### Work to do
Print the entries below in their entirety, exactly as they are written.

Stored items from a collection
** Start **

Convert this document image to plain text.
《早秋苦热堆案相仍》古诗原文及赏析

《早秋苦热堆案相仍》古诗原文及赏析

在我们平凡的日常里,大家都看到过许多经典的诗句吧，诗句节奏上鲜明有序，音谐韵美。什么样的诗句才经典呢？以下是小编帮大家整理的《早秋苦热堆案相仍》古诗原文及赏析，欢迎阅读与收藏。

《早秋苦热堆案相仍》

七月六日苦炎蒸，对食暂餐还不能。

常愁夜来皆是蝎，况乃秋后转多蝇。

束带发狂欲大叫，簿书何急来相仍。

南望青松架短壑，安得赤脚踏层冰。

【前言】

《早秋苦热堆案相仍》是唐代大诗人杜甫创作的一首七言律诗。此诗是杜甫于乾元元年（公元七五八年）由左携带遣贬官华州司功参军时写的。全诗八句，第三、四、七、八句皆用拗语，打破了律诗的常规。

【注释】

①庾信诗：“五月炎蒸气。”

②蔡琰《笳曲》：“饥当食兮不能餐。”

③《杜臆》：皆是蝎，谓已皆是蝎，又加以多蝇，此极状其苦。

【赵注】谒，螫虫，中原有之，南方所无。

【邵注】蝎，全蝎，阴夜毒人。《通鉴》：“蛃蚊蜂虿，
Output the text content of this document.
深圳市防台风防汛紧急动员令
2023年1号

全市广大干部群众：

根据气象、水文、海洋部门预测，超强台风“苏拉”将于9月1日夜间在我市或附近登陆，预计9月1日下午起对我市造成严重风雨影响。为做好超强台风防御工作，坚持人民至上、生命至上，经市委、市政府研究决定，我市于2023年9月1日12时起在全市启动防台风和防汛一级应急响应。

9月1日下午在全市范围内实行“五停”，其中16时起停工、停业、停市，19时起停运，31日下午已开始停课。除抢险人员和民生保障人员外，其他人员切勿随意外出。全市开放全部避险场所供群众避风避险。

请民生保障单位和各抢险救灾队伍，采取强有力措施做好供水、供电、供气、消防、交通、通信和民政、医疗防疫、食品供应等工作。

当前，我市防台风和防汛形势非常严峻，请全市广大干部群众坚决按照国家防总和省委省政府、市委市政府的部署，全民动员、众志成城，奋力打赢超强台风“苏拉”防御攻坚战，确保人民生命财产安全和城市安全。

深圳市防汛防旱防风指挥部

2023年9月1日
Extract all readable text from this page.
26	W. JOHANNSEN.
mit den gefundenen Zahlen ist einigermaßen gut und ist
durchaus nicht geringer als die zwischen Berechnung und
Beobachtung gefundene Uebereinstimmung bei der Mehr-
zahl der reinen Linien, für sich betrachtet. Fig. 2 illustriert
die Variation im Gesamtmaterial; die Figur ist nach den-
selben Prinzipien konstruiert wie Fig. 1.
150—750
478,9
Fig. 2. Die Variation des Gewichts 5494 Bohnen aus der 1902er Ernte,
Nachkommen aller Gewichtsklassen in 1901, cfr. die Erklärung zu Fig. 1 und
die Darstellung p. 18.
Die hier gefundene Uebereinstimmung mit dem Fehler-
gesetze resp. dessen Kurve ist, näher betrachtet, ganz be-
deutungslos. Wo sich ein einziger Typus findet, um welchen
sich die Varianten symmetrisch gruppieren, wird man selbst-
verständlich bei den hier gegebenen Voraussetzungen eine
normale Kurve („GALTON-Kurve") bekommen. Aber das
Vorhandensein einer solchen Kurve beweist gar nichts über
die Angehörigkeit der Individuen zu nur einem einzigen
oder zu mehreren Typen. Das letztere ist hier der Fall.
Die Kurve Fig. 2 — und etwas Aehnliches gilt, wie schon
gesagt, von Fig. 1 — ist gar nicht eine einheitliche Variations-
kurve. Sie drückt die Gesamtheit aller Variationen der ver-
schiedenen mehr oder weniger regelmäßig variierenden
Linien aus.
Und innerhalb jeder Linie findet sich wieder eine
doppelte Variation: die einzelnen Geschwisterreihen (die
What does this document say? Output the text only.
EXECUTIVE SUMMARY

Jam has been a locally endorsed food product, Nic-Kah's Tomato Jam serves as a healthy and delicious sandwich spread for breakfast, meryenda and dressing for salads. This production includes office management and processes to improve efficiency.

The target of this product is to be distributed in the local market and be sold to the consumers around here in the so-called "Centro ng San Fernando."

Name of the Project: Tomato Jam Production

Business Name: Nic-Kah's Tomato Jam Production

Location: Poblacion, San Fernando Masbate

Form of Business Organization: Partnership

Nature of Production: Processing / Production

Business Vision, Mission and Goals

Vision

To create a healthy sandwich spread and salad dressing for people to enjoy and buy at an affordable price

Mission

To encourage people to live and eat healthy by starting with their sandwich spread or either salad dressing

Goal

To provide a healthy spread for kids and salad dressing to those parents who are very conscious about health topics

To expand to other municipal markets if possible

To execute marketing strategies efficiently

** End **

### Complete response
Convert this document image to plain text.
《早秋苦热堆案相仍》古诗原文及赏析

《早秋苦热堆案相仍》古诗原文及赏析

在我们平凡的日常里,大家都看到过许多经典的诗句吧，诗句节奏上鲜明有序，音谐韵美。什么样的诗句才经典呢？以下是小编帮大家整理的《早秋苦热堆案相仍》古诗原文及赏析，欢迎阅读与收藏。

《早秋苦热堆案相仍》

七月六日苦炎蒸，对食暂餐还不能。

常愁夜来皆是蝎，况乃秋后转多蝇。

束带发狂欲大叫，簿书何急来相仍。

南望青松架短壑，安得赤脚踏层冰。

【前言】

《早秋苦热堆案相仍》是唐代大诗人杜甫创作的一首七言律诗。此诗是杜甫于乾元元年（公元七五八年）由左携带遣贬官华州司功参军时写的。全诗八句，第三、四、七、八句皆用拗语，打破了律诗的常规。

【注释】

①庾信诗：“五月炎蒸气。”

②蔡琰《笳曲》：“饥当食兮不能餐。”

③《杜臆》：皆是蝎，谓已皆是蝎，又加以多蝇，此极状其苦。

【赵注】谒，螫虫，中原有之，南方所无。

【邵注】蝎，全蝎，阴夜毒人。《通鉴》：“蛃蚊蜂虿，
Output the text content of this document.
深圳市防台风防汛紧急动员令
2023年1号

全市广大干部群众：

根据气象、水文、海洋部门预测，超强台风“苏拉”将于9月1日夜间在我市或附近登陆，预计9月1日下午起对我市造成严重风雨影响。为做好超强台风防御工作，坚持人民至上、生命至上，经市委、市政府研究决定，我市于2023年9月1日12时起在全市启动防台风和防汛一级应急响应。

9月1日下午在全市范围内实行“五停”，其中16时起停工、停业、停市，19时起停运，31日下午已开始停课。除抢险人员和民生保障人员外，其他人员切勿随意外出。全市开放全部避险场所供群众避风避险。

请民生保障单位和各抢险救灾队伍，采取强有力措施做好供水、供电、供气、消防、交通、通信和民政、医疗防疫、食品供应等工作。

当前，我市防台风和防汛形势非常严峻，请全市广大干部群众坚决按照国家防总和省委省政府、市委市政府的部署，全民动员、众志成城，奋力打赢超强台风“苏拉”防御攻坚战，确保人民生命财产安全和城市安全。

深圳市防汛防旱防风指挥部

2023年9月1日
Extract all readable text from this page.
26	W. JOHANNSEN.
mit den gefundenen Zahlen ist einigermaßen gut und ist
durchaus nicht geringer als die zwischen Berechnung und
Beobachtung gefundene Uebereinstimmung bei der Mehr-
zahl der reinen Linien, für sich betrachtet. Fig. 2 illustriert
die Variation im Gesamtmaterial; die Figur ist nach den-
selben Prinzipien konstruiert wie Fig. 1.
150—750
478,9
Fig. 2. Die Variation des Gewichts 5494 Bohnen aus der 1902er Ernte,
Nachkommen aller Gewichtsklassen in 1901, cfr. die Erklärung zu Fig. 1 und
die Darstellung p. 18.
Die hier gefundene Uebereinstimmung mit dem Fehler-
gesetze resp. dessen Kurve ist, näher betrachtet, ganz be-
deutungslos. Wo sich ein einziger Typus findet, um welchen
sich die Varianten symmetrisch gruppieren, wird man selbst-
verständlich bei den hier gegebenen Voraussetzungen eine
normale Kurve („GALTON-Kurve") bekommen. Aber das
Vorhandensein einer solchen Kurve beweist gar nichts über
die Angehörigkeit der Individuen zu nur einem einzigen
oder zu mehreren Typen. Das letztere ist hier der Fall.
Die Kurve Fig. 2 — und etwas Aehnliches gilt, wie schon
gesagt, von Fig. 1 — ist gar nicht eine einheitliche Variations-
kurve. Sie drückt die Gesamtheit aller Variationen der ver-
schiedenen mehr oder weniger regelmäßig variierenden
Linien aus.
Und innerhalb jeder Linie findet sich wieder eine
doppelte Variation: die einzelnen Geschwisterreihen (die
What does this document say? Output the text only.
EXECUTIVE SUMMARY

Jam has been a locally endorsed food product, Nic-Kah's Tomato Jam serves as a healthy and delicious sandwich spread for breakfast, meryenda and dressing for salads. This production includes office management and processes to improve efficiency.

The target of this product is to be distributed in the local market and be sold to the consumers around here in the so-called "Centro ng San Fernando."

Name of the Project: Tomato Jam Production

Business Name: Nic-Kah's Tomato Jam Production

Location: Poblacion, San Fernando Masbate

Form of Business Organization: Partnership

Nature of Production: Processing / Production

Business Vision, Mission and Goals

Vision

To create a healthy sandwich spread and salad dressing for people to enjoy and buy at an affordable price

Mission

To encourage people to live and eat healthy by starting with their sandwich spread or either salad dressing

Goal

To provide a healthy spread for kids and salad dressing to those parents who are very conscious about health topics

To expand to other municipal markets if possible

To execute marketing strategies efficiently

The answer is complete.